▸ Records for this exercise
"""

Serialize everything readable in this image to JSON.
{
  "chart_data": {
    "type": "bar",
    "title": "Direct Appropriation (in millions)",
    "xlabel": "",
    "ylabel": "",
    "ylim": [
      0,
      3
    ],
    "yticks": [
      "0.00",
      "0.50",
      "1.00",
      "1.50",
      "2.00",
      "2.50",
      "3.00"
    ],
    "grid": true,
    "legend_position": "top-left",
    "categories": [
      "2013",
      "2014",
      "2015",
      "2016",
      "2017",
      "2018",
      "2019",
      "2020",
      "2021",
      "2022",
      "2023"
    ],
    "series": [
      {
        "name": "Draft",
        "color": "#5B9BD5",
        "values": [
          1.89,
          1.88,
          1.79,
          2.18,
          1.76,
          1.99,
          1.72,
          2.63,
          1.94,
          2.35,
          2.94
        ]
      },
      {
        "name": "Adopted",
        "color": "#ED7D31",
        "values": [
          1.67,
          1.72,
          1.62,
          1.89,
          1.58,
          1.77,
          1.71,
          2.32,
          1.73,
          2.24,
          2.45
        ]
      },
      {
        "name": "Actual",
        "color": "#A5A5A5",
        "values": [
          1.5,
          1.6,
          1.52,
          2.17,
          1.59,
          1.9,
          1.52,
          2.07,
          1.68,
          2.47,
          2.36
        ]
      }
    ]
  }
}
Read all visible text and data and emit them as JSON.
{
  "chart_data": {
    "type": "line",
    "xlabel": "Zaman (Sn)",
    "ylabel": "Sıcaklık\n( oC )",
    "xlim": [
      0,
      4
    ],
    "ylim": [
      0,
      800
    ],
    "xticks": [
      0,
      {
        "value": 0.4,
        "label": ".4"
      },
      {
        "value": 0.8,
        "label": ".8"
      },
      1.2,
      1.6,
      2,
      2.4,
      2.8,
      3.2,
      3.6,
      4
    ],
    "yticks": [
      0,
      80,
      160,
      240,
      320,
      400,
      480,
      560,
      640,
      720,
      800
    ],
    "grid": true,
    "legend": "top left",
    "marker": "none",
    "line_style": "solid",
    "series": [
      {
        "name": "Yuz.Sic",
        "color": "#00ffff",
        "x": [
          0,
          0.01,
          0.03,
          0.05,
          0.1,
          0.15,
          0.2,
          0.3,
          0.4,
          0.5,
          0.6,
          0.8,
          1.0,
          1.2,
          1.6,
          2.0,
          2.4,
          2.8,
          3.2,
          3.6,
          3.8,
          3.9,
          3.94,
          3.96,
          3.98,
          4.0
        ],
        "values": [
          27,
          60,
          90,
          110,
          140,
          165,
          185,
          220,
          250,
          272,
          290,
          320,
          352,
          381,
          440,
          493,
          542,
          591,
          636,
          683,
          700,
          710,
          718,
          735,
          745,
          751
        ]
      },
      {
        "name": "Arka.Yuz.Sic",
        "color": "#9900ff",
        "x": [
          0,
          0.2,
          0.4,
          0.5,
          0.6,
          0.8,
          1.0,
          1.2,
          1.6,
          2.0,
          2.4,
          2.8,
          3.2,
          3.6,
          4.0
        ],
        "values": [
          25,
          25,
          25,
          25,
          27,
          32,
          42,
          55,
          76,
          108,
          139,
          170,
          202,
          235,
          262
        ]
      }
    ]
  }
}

"""

▸ Task goal
Print all of the entries exactly as they are written.

▸ Task answer
Serialize everything readable in this image to JSON.
{
  "chart_data": {
    "type": "bar",
    "title": "Direct Appropriation (in millions)",
    "xlabel": "",
    "ylabel": "",
    "ylim": [
      0,
      3
    ],
    "yticks": [
      "0.00",
      "0.50",
      "1.00",
      "1.50",
      "2.00",
      "2.50",
      "3.00"
    ],
    "grid": true,
    "legend_position": "top-left",
    "categories": [
      "2013",
      "2014",
      "2015",
      "2016",
      "2017",
      "2018",
      "2019",
      "2020",
      "2021",
      "2022",
      "2023"
    ],
    "series": [
      {
        "name": "Draft",
        "color": "#5B9BD5",
        "values": [
          1.89,
          1.88,
          1.79,
          2.18,
          1.76,
          1.99,
          1.72,
          2.63,
          1.94,
          2.35,
          2.94
        ]
      },
      {
        "name": "Adopted",
        "color": "#ED7D31",
        "values": [
          1.67,
          1.72,
          1.62,
          1.89,
          1.58,
          1.77,
          1.71,
          2.32,
          1.73,
          2.24,
          2.45
        ]
      },
      {
        "name": "Actual",
        "color": "#A5A5A5",
        "values": [
          1.5,
          1.6,
          1.52,
          2.17,
          1.59,
          1.9,
          1.52,
          2.07,
          1.68,
          2.47,
          2.36
        ]
      }
    ]
  }
}
Read all visible text and data and emit them as JSON.
{
  "chart_data": {
    "type": "line",
    "xlabel": "Zaman (Sn)",
    "ylabel": "Sıcaklık\n( oC )",
    "xlim": [
      0,
      4
    ],
    "ylim": [
      0,
      800
    ],
    "xticks": [
      0,
      {
        "value": 0.4,
        "label": ".4"
      },
      {
        "value": 0.8,
        "label": ".8"
      },
      1.2,
      1.6,
      2,
      2.4,
      2.8,
      3.2,
      3.6,
      4
    ],
    "yticks": [
      0,
      80,
      160,
      240,
      320,
      400,
      480,
      560,
      640,
      720,
      800
    ],
    "grid": true,
    "legend": "top left",
    "marker": "none",
    "line_style": "solid",
    "series": [
      {
        "name": "Yuz.Sic",
        "color": "#00ffff",
        "x": [
          0,
          0.01,
          0.03,
          0.05,
          0.1,
          0.15,
          0.2,
          0.3,
          0.4,
          0.5,
          0.6,
          0.8,
          1.0,
          1.2,
          1.6,
          2.0,
          2.4,
          2.8,
          3.2,
          3.6,
          3.8,
          3.9,
          3.94,
          3.96,
          3.98,
          4.0
        ],
        "values": [
          27,
          60,
          90,
          110,
          140,
          165,
          185,
          220,
          250,
          272,
          290,
          320,
          352,
          381,
          440,
          493,
          542,
          591,
          636,
          683,
          700,
          710,
          718,
          735,
          745,
          751
        ]
      },
      {
        "name": "Arka.Yuz.Sic",
        "color": "#9900ff",
        "x": [
          0,
          0.2,
          0.4,
          0.5,
          0.6,
          0.8,
          1.0,
          1.2,
          1.6,
          2.0,
          2.4,
          2.8,
          3.2,
          3.6,
          4.0
        ],
        "values": [
          25,
          25,
          25,
          25,
          27,
          32,
          42,
          55,
          76,
          108,
          139,
          170,
          202,
          235,
          262
        ]
      }
    ]
  }
}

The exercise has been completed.